Given task: Below is a listing. Gather each line of it that contains "الزعفران".

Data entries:
[START]
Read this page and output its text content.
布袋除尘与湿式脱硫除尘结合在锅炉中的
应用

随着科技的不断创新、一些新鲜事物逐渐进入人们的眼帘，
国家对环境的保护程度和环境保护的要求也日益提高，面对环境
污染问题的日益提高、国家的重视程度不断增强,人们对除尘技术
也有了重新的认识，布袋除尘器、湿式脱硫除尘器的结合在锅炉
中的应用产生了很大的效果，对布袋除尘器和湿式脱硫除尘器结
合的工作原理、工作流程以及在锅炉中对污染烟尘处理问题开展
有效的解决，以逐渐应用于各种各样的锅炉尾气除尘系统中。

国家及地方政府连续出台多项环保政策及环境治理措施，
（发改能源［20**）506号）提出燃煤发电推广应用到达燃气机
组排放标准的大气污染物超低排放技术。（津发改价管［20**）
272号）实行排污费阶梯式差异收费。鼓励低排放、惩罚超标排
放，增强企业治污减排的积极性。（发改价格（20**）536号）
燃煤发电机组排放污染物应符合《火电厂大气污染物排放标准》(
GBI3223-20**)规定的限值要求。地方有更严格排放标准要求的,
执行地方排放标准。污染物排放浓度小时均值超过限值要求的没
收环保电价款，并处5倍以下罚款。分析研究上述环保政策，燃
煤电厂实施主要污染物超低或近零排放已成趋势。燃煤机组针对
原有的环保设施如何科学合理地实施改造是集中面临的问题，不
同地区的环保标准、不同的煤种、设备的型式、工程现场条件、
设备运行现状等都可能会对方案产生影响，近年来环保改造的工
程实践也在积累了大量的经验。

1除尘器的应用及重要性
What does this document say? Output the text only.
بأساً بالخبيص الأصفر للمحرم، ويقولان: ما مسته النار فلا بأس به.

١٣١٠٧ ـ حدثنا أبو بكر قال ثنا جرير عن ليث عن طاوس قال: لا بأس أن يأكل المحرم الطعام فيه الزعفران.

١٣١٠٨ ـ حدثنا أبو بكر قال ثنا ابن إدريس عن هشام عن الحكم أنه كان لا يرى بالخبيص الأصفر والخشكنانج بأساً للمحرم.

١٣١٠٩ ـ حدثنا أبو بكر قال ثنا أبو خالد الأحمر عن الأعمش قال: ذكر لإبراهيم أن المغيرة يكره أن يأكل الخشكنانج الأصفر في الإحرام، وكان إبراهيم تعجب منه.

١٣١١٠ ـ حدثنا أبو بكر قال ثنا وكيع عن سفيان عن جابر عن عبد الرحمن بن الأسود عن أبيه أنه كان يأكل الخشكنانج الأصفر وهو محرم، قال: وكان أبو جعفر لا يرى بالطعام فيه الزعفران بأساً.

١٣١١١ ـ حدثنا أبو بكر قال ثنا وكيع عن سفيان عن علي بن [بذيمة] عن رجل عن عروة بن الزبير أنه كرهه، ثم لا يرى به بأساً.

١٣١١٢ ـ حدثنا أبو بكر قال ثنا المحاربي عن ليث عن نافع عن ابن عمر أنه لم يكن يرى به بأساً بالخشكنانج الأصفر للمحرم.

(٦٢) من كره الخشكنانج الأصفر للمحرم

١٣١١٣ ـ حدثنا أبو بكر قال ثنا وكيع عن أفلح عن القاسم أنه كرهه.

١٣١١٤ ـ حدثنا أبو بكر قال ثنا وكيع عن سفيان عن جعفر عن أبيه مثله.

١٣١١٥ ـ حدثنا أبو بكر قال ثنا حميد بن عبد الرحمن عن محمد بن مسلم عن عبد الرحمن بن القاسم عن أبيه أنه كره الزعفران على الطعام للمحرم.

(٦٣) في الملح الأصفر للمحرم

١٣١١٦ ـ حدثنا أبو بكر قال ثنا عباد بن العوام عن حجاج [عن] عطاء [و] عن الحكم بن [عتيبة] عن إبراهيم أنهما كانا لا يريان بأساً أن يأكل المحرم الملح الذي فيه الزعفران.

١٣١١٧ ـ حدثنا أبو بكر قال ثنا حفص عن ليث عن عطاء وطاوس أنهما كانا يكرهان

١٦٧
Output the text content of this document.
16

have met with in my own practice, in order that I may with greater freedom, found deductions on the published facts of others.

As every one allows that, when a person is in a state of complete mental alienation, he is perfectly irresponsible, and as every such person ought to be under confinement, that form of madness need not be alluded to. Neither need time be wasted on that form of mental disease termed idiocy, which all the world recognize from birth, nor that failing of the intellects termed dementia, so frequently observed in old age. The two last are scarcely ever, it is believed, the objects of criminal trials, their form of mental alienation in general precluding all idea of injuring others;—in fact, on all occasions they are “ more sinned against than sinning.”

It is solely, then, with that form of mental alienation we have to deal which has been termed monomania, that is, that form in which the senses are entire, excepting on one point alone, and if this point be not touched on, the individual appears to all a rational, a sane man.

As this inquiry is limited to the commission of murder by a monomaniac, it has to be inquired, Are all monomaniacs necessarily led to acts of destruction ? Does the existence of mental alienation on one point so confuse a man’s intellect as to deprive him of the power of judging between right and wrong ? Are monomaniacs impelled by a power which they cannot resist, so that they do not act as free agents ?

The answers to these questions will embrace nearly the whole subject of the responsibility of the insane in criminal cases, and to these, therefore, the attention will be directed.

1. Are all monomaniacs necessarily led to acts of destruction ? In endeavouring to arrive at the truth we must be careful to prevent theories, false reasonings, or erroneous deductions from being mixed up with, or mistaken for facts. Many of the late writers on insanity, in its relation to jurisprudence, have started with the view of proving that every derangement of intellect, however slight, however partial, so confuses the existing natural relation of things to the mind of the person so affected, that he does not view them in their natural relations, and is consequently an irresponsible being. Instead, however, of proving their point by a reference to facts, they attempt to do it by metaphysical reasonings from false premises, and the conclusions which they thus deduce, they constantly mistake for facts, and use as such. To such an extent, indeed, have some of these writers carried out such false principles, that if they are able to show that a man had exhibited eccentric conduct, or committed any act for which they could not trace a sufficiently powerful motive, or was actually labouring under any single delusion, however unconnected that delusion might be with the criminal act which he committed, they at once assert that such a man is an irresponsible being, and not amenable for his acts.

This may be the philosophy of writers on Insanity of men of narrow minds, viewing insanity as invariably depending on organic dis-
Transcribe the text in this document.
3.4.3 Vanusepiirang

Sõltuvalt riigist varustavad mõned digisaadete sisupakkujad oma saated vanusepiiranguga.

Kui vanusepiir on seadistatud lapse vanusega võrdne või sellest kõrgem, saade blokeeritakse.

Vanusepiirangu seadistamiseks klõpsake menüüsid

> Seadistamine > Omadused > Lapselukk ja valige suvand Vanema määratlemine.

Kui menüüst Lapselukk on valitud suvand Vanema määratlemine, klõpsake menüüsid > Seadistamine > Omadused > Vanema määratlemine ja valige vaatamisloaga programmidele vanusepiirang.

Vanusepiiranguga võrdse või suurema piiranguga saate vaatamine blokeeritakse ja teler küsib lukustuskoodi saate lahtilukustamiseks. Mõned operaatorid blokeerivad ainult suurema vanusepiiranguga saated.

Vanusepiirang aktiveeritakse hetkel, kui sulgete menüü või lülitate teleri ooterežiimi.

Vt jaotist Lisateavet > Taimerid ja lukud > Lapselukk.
[END]
Full output:
١٣١٠٧ ـ حدثنا أبو بكر قال ثنا جرير عن ليث عن طاوس قال: لا بأس أن يأكل المحرم الطعام فيه الزعفران.
١٣١١٠ ـ حدثنا أبو بكر قال ثنا وكيع عن سفيان عن جابر عن عبد الرحمن بن الأسود عن أبيه أنه كان يأكل الخشكنانج الأصفر وهو محرم، قال: وكان أبو جعفر لا يرى بالطعام فيه الزعفران بأساً.
١٣١١٥ ـ حدثنا أبو بكر قال ثنا حميد بن عبد الرحمن عن محمد بن مسلم عن عبد الرحمن بن القاسم عن أبيه أنه كره الزعفران على الطعام للمحرم.
١٣١١٦ ـ حدثنا أبو بكر قال ثنا عباد بن العوام عن حجاج [عن] عطاء [و] عن الحكم بن [عتيبة] عن إبراهيم أنهما كانا لا يريان بأساً أن يأكل المحرم الملح الذي فيه الزعفران.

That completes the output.